● **CHALLENGE**: Reproduce the data below verbatim from the line containing "Read this page and output its text content." through its final line, and produce nothing more.
>>>
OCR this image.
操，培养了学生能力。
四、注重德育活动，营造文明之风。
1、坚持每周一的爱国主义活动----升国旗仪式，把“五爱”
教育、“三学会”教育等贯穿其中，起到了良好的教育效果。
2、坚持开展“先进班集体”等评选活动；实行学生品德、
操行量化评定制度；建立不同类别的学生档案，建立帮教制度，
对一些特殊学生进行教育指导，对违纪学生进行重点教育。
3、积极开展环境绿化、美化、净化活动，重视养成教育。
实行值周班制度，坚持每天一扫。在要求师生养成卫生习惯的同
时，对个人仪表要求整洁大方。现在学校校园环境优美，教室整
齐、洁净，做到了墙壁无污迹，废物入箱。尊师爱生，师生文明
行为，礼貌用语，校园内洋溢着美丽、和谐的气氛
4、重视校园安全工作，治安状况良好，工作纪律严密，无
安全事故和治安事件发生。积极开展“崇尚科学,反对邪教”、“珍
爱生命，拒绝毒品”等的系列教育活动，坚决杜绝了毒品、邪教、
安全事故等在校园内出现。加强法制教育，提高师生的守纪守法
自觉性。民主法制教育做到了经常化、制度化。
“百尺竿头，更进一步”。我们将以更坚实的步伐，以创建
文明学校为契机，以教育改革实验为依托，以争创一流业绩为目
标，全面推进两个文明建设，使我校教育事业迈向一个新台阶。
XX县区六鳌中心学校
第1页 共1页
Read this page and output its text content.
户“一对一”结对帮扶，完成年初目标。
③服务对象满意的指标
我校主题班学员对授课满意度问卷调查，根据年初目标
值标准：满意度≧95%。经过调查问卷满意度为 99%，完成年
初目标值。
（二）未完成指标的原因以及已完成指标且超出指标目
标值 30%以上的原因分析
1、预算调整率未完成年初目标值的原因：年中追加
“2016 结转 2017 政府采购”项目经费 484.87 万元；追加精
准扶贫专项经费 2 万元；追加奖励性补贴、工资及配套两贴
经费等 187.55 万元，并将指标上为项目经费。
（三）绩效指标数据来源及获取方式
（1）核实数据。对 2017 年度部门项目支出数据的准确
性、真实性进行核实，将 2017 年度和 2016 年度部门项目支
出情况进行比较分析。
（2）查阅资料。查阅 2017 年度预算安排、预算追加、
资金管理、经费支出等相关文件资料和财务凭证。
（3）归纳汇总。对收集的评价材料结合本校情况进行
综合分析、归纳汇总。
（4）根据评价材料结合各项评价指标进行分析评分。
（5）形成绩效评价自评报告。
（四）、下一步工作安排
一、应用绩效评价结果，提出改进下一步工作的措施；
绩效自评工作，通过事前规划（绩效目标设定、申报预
<<<
● **CORRECT OUTPUT**:
Read this page and output its text content.
户“一对一”结对帮扶，完成年初目标。
③服务对象满意的指标
我校主题班学员对授课满意度问卷调查，根据年初目标
值标准：满意度≧95%。经过调查问卷满意度为 99%，完成年
初目标值。
（二）未完成指标的原因以及已完成指标且超出指标目
标值 30%以上的原因分析
1、预算调整率未完成年初目标值的原因：年中追加
“2016 结转 2017 政府采购”项目经费 484.87 万元；追加精
准扶贫专项经费 2 万元；追加奖励性补贴、工资及配套两贴
经费等 187.55 万元，并将指标上为项目经费。
（三）绩效指标数据来源及获取方式
（1）核实数据。对 2017 年度部门项目支出数据的准确
性、真实性进行核实，将 2017 年度和 2016 年度部门项目支
出情况进行比较分析。
（2）查阅资料。查阅 2017 年度预算安排、预算追加、
资金管理、经费支出等相关文件资料和财务凭证。
（3）归纳汇总。对收集的评价材料结合本校情况进行
综合分析、归纳汇总。
（4）根据评价材料结合各项评价指标进行分析评分。
（5）形成绩效评价自评报告。
（四）、下一步工作安排
一、应用绩效评价结果，提出改进下一步工作的措施；
绩效自评工作，通过事前规划（绩效目标设定、申报预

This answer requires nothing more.